** START OF RECORDS **
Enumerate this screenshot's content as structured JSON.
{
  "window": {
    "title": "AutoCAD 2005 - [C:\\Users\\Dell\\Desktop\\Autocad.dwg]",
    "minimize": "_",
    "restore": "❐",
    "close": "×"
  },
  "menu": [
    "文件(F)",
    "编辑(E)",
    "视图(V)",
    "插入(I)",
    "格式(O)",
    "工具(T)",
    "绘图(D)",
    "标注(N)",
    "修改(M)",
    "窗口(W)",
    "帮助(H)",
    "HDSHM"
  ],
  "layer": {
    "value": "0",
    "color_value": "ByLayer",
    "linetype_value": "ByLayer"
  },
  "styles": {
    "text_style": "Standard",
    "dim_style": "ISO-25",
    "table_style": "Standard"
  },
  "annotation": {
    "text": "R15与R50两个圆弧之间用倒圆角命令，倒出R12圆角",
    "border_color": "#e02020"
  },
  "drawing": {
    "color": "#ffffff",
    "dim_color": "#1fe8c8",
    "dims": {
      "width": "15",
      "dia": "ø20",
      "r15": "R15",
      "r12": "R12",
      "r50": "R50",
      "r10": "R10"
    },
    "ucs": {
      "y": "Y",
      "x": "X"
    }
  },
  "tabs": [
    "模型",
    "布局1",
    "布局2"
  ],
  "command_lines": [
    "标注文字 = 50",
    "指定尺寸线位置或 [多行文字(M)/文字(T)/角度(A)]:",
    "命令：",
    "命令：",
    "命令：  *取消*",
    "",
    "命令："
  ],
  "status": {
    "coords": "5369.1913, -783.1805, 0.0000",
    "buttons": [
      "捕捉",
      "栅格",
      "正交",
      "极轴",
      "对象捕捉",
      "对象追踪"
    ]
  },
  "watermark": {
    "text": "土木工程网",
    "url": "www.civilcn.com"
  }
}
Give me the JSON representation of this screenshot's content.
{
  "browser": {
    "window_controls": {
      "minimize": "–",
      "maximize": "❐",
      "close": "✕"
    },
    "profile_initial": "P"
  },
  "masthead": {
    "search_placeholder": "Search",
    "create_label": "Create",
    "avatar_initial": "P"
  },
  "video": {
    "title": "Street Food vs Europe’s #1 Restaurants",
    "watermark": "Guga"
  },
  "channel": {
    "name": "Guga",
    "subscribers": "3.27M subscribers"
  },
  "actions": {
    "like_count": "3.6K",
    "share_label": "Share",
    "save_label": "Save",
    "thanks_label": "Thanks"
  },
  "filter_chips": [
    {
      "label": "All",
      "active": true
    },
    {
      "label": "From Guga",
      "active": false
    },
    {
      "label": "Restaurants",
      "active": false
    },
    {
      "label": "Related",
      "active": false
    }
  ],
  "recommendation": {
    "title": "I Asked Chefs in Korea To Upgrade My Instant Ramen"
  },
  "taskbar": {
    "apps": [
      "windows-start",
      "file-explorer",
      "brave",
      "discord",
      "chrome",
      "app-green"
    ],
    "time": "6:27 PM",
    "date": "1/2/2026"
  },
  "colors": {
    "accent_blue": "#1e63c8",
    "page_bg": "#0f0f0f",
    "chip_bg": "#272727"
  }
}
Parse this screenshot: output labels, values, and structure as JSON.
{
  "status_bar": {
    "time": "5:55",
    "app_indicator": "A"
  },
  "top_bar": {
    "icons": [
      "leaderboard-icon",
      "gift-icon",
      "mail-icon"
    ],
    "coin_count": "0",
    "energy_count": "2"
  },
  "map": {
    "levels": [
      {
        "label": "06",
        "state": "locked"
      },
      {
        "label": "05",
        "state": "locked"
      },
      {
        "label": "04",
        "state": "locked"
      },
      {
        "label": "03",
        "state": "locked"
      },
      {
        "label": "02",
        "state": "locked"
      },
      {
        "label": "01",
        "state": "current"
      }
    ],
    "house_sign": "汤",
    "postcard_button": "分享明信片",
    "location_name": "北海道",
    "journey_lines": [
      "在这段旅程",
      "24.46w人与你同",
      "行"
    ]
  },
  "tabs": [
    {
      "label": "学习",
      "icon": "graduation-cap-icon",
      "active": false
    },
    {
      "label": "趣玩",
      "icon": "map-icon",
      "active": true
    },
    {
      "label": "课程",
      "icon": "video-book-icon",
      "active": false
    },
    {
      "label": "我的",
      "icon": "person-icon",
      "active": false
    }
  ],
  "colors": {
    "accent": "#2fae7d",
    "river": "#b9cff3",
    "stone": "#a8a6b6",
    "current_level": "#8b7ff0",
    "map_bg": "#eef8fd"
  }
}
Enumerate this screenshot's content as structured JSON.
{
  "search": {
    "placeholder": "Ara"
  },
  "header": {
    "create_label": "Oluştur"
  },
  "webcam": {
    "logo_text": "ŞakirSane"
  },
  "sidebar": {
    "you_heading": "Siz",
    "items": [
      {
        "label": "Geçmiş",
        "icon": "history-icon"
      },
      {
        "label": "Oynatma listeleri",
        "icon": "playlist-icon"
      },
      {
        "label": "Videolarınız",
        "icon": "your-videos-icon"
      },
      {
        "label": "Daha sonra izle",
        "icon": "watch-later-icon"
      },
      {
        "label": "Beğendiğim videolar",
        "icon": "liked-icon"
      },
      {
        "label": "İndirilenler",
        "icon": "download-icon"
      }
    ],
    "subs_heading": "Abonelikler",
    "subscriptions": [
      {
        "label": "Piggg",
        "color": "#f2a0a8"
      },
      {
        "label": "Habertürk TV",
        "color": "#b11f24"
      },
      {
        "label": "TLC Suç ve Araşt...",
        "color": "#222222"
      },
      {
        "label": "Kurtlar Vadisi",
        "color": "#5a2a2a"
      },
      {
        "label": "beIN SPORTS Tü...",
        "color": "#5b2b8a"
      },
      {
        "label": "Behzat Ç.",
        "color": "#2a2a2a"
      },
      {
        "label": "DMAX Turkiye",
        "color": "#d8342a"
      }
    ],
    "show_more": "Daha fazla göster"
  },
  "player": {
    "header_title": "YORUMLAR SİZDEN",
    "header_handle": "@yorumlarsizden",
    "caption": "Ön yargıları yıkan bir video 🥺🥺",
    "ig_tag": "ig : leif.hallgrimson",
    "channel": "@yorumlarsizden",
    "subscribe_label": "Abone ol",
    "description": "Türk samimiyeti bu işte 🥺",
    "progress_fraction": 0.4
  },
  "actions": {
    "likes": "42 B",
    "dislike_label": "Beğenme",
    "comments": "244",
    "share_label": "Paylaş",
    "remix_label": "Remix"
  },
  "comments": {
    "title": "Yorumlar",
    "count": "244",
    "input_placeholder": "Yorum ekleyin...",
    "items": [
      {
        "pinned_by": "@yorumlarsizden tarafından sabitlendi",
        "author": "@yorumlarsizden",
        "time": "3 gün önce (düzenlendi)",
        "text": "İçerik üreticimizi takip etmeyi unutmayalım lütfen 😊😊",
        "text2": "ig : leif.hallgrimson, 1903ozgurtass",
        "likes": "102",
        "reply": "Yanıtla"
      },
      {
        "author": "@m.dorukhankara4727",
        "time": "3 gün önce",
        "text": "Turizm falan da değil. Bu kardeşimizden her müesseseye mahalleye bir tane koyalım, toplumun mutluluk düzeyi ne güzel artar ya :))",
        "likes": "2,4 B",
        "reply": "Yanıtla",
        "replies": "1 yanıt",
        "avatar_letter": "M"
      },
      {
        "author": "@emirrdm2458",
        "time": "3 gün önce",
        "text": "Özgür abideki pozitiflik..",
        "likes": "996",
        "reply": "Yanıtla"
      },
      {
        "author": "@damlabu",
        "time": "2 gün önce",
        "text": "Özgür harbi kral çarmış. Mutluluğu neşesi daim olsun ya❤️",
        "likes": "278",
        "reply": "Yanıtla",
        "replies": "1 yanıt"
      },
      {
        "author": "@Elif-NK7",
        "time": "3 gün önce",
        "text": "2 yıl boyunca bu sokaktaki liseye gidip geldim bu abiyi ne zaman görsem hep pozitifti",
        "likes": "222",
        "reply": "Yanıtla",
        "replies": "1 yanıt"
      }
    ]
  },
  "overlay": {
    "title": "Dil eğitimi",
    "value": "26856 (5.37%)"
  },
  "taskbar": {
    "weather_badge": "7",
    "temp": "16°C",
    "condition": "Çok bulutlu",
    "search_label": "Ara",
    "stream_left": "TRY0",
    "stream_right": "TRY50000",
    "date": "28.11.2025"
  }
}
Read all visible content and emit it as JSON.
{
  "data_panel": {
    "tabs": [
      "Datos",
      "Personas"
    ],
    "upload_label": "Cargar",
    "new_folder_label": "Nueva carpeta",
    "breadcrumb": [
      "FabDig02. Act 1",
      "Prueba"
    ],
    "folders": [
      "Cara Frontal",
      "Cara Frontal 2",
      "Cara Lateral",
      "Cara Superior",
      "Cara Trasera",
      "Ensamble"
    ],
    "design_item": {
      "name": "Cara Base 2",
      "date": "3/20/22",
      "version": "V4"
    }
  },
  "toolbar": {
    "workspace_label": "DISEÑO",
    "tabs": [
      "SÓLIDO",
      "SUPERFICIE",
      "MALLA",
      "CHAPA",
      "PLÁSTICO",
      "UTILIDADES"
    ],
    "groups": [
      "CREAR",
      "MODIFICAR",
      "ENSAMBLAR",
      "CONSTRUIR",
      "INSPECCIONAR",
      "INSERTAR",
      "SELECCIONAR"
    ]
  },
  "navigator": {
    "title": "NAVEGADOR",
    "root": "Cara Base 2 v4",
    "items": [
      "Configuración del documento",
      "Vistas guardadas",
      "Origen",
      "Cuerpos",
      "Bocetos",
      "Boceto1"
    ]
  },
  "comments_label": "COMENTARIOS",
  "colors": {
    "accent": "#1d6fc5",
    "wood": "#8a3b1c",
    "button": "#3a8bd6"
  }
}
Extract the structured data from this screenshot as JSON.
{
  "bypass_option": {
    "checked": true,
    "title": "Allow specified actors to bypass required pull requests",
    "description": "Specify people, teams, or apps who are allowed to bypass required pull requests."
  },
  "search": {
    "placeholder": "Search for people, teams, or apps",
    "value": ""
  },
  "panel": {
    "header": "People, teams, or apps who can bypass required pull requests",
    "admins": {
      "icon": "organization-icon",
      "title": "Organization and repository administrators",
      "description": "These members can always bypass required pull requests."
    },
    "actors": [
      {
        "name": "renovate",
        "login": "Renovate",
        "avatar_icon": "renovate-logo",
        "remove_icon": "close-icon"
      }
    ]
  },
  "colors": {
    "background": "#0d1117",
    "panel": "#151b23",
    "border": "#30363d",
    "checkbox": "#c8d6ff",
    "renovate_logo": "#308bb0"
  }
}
** END OF RECORDS **
• [SHORT PROBLEM] Count the lines above that contain the word "Cara", and reply with only that number.

• [EXERCISE ANSWER] 7